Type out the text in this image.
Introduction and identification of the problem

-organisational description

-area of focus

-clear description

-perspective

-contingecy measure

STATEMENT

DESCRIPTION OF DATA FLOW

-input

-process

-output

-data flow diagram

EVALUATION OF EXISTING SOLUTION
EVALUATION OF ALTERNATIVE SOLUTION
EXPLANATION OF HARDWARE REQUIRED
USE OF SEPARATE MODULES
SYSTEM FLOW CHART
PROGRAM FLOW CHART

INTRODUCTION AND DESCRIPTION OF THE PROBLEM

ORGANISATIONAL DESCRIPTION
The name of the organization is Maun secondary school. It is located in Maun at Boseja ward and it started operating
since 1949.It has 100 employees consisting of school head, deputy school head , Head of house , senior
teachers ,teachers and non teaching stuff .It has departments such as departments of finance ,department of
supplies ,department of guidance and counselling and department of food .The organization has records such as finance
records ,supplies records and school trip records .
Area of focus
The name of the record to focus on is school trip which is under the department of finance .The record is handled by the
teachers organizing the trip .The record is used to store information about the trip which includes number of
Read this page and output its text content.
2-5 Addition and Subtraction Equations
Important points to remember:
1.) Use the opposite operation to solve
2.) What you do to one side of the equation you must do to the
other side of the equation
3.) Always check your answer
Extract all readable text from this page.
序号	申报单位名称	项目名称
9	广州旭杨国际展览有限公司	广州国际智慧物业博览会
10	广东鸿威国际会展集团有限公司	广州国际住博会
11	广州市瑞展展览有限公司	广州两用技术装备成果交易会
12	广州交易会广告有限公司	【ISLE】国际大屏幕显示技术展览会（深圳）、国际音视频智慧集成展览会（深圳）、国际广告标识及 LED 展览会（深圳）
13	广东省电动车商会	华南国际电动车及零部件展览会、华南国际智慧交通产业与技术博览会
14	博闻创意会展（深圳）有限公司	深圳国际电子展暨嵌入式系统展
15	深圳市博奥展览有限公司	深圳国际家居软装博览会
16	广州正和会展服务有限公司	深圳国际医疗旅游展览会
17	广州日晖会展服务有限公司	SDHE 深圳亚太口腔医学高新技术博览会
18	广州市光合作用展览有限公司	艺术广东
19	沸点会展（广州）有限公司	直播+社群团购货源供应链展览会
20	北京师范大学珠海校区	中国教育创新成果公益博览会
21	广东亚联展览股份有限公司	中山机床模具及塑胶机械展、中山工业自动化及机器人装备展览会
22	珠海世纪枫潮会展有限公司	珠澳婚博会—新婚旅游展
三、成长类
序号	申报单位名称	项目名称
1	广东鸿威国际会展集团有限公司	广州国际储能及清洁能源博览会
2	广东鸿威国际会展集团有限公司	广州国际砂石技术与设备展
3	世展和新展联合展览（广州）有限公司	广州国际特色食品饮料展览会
**********
Find every line in the records that contains the word "supplies"; copy those lines.

supplies ,department of guidance and counselling and department of food .The organization has records such as finance
records ,supplies records and school trip records .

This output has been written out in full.